- **What is being asked**
Quote precisely the final stretch of the listing: start at the line containing "Parse this screenshot: output" and stop after the last line.

(Dataset records)
◇ ◇ ◇ ◇

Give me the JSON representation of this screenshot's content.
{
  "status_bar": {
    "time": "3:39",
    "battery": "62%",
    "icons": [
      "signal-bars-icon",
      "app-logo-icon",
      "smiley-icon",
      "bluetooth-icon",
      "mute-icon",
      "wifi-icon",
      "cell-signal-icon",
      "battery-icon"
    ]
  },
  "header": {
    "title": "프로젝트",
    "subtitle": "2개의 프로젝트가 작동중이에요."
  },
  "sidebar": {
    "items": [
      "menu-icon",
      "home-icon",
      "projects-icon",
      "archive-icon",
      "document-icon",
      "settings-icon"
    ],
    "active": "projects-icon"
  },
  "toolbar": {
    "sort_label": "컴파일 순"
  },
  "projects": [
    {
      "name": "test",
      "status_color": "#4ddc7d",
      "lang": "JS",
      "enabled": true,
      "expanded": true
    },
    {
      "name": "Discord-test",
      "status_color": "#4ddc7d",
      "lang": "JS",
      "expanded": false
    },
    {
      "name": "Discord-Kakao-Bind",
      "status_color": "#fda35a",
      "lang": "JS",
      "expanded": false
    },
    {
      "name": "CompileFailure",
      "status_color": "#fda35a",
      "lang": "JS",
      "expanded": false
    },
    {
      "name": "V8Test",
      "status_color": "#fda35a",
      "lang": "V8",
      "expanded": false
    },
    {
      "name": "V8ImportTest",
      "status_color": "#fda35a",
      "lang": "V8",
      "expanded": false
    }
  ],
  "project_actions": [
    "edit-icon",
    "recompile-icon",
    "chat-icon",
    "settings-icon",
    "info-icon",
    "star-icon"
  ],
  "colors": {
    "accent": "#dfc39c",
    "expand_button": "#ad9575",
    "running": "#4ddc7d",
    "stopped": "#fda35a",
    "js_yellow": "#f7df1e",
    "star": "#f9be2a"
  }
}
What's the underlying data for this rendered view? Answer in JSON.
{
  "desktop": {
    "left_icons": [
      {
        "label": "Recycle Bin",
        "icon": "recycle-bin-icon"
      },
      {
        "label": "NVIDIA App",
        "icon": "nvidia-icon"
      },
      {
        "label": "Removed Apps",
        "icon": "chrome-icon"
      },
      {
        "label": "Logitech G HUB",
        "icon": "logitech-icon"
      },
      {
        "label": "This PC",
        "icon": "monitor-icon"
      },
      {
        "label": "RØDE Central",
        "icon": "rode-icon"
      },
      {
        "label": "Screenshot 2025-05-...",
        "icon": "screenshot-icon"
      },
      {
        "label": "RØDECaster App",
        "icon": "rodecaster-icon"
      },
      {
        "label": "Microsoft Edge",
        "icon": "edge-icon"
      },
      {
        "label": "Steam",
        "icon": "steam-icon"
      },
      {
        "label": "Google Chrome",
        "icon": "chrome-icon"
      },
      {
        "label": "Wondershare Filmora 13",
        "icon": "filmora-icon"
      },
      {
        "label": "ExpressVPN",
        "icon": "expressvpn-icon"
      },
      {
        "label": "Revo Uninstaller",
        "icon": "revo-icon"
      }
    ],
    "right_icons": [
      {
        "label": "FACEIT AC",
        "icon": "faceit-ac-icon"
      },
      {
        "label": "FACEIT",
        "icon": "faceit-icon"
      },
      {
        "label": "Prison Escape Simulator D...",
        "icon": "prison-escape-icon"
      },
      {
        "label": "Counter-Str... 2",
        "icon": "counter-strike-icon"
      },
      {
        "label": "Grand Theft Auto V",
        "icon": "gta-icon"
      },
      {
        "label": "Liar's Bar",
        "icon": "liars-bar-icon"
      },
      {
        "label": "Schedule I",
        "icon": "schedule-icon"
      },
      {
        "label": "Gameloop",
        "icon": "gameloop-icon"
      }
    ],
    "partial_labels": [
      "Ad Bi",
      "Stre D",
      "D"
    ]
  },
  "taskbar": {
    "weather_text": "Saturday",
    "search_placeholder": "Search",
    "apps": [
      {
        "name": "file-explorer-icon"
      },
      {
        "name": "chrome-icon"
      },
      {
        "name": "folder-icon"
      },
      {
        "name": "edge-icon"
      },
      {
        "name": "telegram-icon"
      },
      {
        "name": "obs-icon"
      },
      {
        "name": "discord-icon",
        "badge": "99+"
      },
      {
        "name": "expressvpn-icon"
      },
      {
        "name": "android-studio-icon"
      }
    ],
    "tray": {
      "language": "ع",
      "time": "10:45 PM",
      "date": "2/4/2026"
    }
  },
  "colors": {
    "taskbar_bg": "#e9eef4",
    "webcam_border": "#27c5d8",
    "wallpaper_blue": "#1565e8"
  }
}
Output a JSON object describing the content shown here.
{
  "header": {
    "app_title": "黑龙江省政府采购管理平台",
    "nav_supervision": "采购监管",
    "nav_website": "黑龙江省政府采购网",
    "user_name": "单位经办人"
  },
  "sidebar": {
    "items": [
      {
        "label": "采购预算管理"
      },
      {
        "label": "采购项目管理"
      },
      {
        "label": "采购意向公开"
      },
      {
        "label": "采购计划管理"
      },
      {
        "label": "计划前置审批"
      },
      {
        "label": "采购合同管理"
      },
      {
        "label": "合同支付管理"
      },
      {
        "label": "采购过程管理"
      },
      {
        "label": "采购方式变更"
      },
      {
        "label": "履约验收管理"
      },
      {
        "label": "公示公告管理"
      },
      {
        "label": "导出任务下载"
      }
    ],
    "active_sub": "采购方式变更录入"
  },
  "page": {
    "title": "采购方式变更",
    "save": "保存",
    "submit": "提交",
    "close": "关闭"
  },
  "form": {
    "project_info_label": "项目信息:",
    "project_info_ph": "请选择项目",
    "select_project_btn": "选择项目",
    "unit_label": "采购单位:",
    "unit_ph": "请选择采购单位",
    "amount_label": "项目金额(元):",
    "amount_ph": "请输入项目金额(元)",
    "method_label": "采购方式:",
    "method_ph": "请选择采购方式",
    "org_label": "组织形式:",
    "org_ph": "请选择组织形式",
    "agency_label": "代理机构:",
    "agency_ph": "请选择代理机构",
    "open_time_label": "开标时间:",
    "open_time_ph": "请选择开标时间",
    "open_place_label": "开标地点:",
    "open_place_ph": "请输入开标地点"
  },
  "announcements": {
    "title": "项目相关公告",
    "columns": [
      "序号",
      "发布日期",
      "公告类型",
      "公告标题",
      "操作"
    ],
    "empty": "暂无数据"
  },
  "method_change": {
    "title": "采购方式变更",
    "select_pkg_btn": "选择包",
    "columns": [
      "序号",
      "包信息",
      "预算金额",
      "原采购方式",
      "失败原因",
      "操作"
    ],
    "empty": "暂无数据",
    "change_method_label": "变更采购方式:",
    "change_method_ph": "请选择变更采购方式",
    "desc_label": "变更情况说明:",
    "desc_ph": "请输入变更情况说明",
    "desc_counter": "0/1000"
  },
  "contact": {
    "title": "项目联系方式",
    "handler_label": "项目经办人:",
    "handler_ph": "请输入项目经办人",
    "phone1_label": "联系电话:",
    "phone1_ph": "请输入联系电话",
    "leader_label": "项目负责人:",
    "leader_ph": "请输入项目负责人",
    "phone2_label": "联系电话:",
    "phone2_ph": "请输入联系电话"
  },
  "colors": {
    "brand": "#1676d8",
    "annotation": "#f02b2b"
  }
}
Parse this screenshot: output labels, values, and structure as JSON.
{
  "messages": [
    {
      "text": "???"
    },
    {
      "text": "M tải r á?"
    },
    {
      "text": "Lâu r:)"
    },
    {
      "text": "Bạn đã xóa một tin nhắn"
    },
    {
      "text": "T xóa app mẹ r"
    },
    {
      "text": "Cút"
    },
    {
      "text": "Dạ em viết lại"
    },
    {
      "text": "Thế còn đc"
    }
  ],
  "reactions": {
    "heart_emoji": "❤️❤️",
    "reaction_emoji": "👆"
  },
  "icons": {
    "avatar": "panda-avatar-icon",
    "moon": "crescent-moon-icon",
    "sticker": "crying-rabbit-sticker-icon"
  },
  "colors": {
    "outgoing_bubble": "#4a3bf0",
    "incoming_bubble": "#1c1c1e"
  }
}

◇ ◇ ◇ ◇

- **Answer**
Parse this screenshot: output labels, values, and structure as JSON.
{
  "messages": [
    {
      "text": "???"
    },
    {
      "text": "M tải r á?"
    },
    {
      "text": "Lâu r:)"
    },
    {
      "text": "Bạn đã xóa một tin nhắn"
    },
    {
      "text": "T xóa app mẹ r"
    },
    {
      "text": "Cút"
    },
    {
      "text": "Dạ em viết lại"
    },
    {
      "text": "Thế còn đc"
    }
  ],
  "reactions": {
    "heart_emoji": "❤️❤️",
    "reaction_emoji": "👆"
  },
  "icons": {
    "avatar": "panda-avatar-icon",
    "moon": "crescent-moon-icon",
    "sticker": "crying-rabbit-sticker-icon"
  },
  "colors": {
    "outgoing_bubble": "#4a3bf0",
    "incoming_bubble": "#1c1c1e"
  }
}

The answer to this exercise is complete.